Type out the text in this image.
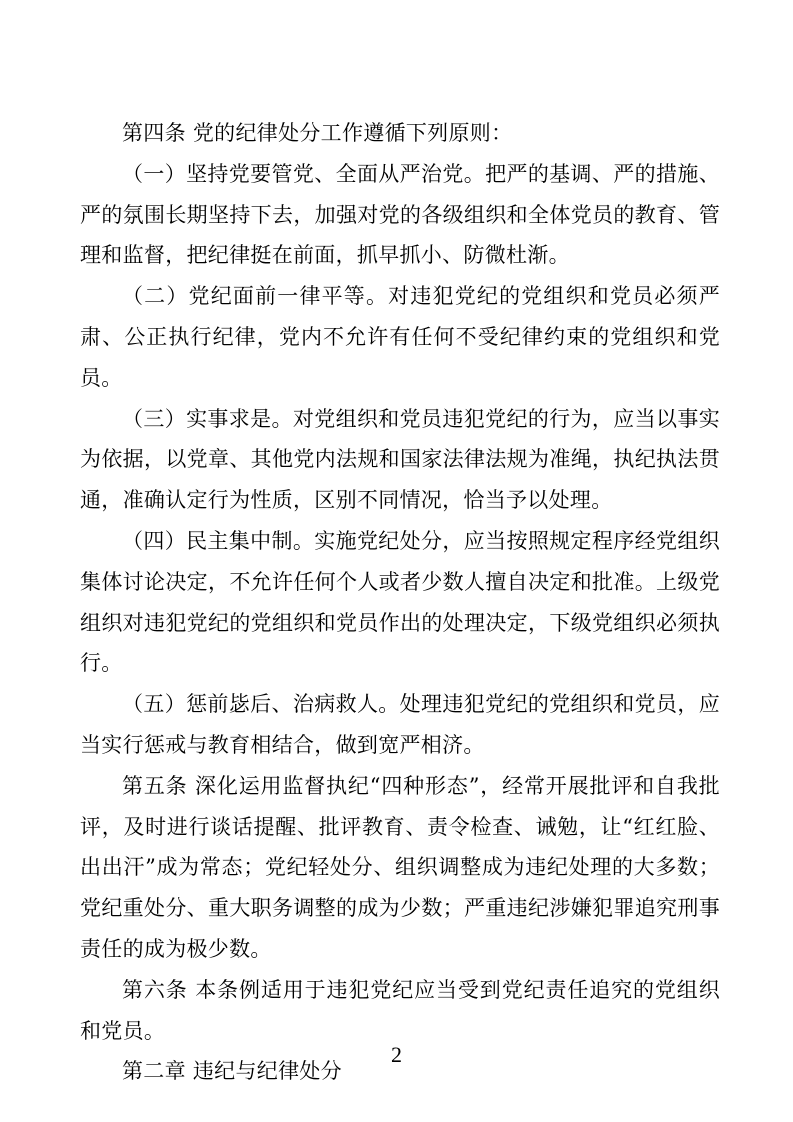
第四条 党的纪律处分工作遵循下列原则：

（一）坚持党要管党、全面从严治党。把严的基调、严的措施、严的氛围长期坚持下去，加强对党的各级组织和全体党员的教育、管理和监督，把纪律挺在前面，抓早抓小、防微杜渐。

（二）党纪面前一律平等。对违犯党纪的党组织和党员必须严肃、公正执行纪律，党内不允许有任何不受纪律约束的党组织和党员。

（三）实事求是。对党组织和党员违犯党纪的行为，应当以事实为依据，以党章、其他党内法规和国家法律法规为准绳，执纪执法贯通，准确认定行为性质，区别不同情况，恰当予以处理。

（四）民主集中制。实施党纪处分，应当按照规定程序经党组织集体讨论决定，不允许任何个人或者少数人擅自决定和批准。上级党组织对违犯党纪的党组织和党员作出的处理决定，下级党组织必须执行。

（五）惩前毖后、治病救人。处理违犯党纪的党组织和党员，应当实行惩戒与教育相结合，做到宽严相济。

第五条 深化运用监督执纪“四种形态”，经常开展批评和自我批评，及时进行谈话提醒、批评教育、责令检查、诫勉，让“红红脸、出出汗”成为常态；党纪轻处分、组织调整成为违纪处理的大多数；党纪重处分、重大职务调整的成为少数；严重违纪涉嫌犯罪追究刑事责任的成为极少数。

第六条 本条例适用于违犯党纪应当受到党纪责任追究的党组织和党员。

第二章 违纪与纪律处分

2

------------------------------

◆ **WHAT YOU WILL DO**:
Transcribe the records above exactly, omitting every picture they contain.

◆ **SOLUTION FOR THIS PROBLEM**:
Type out the text in this image.
第四条 党的纪律处分工作遵循下列原则：

（一）坚持党要管党、全面从严治党。把严的基调、严的措施、严的氛围长期坚持下去，加强对党的各级组织和全体党员的教育、管理和监督，把纪律挺在前面，抓早抓小、防微杜渐。

（二）党纪面前一律平等。对违犯党纪的党组织和党员必须严肃、公正执行纪律，党内不允许有任何不受纪律约束的党组织和党员。

（三）实事求是。对党组织和党员违犯党纪的行为，应当以事实为依据，以党章、其他党内法规和国家法律法规为准绳，执纪执法贯通，准确认定行为性质，区别不同情况，恰当予以处理。

（四）民主集中制。实施党纪处分，应当按照规定程序经党组织集体讨论决定，不允许任何个人或者少数人擅自决定和批准。上级党组织对违犯党纪的党组织和党员作出的处理决定，下级党组织必须执行。

（五）惩前毖后、治病救人。处理违犯党纪的党组织和党员，应当实行惩戒与教育相结合，做到宽严相济。

第五条 深化运用监督执纪“四种形态”，经常开展批评和自我批评，及时进行谈话提醒、批评教育、责令检查、诫勉，让“红红脸、出出汗”成为常态；党纪轻处分、组织调整成为违纪处理的大多数；党纪重处分、重大职务调整的成为少数；严重违纪涉嫌犯罪追究刑事责任的成为极少数。

第六条 本条例适用于违犯党纪应当受到党纪责任追究的党组织和党员。

第二章 违纪与纪律处分

2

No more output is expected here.